• JOB: Read through the data and report every line in which the word "JSON" occurs.

• Dataset entries:
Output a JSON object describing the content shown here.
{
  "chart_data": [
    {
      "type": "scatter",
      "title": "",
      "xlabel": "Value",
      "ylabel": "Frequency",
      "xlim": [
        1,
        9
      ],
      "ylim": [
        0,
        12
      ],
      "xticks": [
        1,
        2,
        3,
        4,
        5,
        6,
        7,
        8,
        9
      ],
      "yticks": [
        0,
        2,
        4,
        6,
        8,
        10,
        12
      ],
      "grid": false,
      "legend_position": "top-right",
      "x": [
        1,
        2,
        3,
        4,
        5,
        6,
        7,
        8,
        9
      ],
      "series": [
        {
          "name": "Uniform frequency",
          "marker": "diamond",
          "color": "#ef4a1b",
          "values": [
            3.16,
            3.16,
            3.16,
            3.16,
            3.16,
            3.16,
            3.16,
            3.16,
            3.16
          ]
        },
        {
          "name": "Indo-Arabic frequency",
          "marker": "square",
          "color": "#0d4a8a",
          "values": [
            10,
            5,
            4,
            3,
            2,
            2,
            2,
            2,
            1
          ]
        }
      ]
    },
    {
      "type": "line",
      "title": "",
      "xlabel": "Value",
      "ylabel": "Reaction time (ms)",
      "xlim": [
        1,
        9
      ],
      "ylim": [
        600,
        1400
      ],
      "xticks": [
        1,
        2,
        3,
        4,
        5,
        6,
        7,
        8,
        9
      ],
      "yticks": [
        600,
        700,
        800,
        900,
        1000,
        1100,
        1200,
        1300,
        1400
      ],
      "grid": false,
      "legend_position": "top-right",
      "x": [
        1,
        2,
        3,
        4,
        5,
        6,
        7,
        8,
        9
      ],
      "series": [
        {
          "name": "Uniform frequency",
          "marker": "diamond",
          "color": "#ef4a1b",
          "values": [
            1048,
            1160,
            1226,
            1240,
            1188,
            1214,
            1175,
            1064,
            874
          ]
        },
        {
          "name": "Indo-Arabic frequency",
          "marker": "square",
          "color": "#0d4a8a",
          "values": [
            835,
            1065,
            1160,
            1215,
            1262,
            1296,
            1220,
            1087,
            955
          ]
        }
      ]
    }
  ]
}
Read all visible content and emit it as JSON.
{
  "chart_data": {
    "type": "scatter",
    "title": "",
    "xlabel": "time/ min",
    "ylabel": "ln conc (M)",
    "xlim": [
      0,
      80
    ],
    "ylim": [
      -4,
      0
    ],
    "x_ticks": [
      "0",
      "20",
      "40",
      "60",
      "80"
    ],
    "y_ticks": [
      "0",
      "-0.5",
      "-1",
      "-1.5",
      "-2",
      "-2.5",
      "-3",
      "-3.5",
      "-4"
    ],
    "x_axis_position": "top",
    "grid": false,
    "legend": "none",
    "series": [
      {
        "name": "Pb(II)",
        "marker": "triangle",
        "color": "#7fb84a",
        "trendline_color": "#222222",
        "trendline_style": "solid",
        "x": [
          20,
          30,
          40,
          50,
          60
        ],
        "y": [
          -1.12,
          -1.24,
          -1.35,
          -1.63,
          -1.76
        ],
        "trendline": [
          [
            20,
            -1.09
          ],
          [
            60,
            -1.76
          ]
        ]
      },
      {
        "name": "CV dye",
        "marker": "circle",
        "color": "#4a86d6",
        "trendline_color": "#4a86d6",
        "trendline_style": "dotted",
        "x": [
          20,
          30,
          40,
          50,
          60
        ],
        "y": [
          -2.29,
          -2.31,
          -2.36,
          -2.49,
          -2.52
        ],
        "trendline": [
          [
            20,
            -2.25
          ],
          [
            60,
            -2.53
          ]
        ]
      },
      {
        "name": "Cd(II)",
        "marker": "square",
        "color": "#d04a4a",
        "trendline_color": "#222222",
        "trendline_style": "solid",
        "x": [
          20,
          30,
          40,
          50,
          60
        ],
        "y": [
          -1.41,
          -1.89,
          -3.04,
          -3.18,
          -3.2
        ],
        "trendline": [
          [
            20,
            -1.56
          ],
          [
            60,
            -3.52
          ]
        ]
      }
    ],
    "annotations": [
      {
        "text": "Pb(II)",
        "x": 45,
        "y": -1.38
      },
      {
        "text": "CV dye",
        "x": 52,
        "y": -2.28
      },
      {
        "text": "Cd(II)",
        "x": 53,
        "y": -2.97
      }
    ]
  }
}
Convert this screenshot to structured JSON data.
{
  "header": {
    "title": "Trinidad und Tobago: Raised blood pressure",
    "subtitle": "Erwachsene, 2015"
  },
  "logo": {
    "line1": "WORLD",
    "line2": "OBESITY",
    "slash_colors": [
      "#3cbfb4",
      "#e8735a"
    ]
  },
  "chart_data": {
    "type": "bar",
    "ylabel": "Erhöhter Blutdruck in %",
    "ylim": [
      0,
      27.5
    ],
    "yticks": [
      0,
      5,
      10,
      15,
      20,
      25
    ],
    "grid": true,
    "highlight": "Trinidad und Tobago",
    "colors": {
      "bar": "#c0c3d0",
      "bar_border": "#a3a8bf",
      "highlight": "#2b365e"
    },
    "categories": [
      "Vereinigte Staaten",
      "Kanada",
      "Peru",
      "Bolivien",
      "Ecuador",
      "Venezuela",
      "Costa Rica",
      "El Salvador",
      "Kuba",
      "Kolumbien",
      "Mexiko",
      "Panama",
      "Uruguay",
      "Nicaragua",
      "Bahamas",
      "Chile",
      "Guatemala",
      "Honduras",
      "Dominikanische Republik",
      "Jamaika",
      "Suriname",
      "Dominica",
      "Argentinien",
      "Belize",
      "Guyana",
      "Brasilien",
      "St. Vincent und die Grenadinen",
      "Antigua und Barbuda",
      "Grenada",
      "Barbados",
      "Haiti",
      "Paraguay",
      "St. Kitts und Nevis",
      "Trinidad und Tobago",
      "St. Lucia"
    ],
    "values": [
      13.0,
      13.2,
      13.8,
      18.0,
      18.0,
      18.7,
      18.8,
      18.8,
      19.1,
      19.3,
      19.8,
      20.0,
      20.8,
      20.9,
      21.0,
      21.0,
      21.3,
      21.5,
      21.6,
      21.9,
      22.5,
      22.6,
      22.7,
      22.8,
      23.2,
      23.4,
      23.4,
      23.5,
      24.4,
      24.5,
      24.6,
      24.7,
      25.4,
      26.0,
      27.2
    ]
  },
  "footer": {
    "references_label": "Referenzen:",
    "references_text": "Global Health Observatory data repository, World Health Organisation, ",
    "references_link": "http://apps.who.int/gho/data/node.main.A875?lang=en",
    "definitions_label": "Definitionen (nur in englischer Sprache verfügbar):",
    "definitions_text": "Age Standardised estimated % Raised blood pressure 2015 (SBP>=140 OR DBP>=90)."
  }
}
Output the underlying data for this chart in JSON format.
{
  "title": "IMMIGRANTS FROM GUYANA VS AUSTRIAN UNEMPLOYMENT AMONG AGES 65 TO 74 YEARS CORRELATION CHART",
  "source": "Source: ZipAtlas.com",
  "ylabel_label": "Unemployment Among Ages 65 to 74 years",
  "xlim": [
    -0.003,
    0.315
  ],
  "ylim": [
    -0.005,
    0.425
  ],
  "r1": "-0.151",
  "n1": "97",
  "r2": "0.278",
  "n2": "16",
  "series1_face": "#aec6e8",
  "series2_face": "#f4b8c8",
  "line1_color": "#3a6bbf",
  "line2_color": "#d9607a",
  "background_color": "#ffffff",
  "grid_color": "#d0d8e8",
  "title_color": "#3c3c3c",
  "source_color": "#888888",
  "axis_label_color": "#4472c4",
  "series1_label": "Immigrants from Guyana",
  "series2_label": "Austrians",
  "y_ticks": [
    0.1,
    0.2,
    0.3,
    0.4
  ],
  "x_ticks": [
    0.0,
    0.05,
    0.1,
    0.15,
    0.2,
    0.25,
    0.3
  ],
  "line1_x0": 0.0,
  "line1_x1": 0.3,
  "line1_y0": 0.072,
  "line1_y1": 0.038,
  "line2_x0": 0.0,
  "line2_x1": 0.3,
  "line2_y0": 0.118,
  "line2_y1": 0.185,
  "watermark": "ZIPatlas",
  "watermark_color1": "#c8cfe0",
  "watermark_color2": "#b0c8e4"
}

• EXPECTED ANSWER:
Output a JSON object describing the content shown here.
Read all visible content and emit it as JSON.
Convert this screenshot to structured JSON data.
Output the underlying data for this chart in JSON format.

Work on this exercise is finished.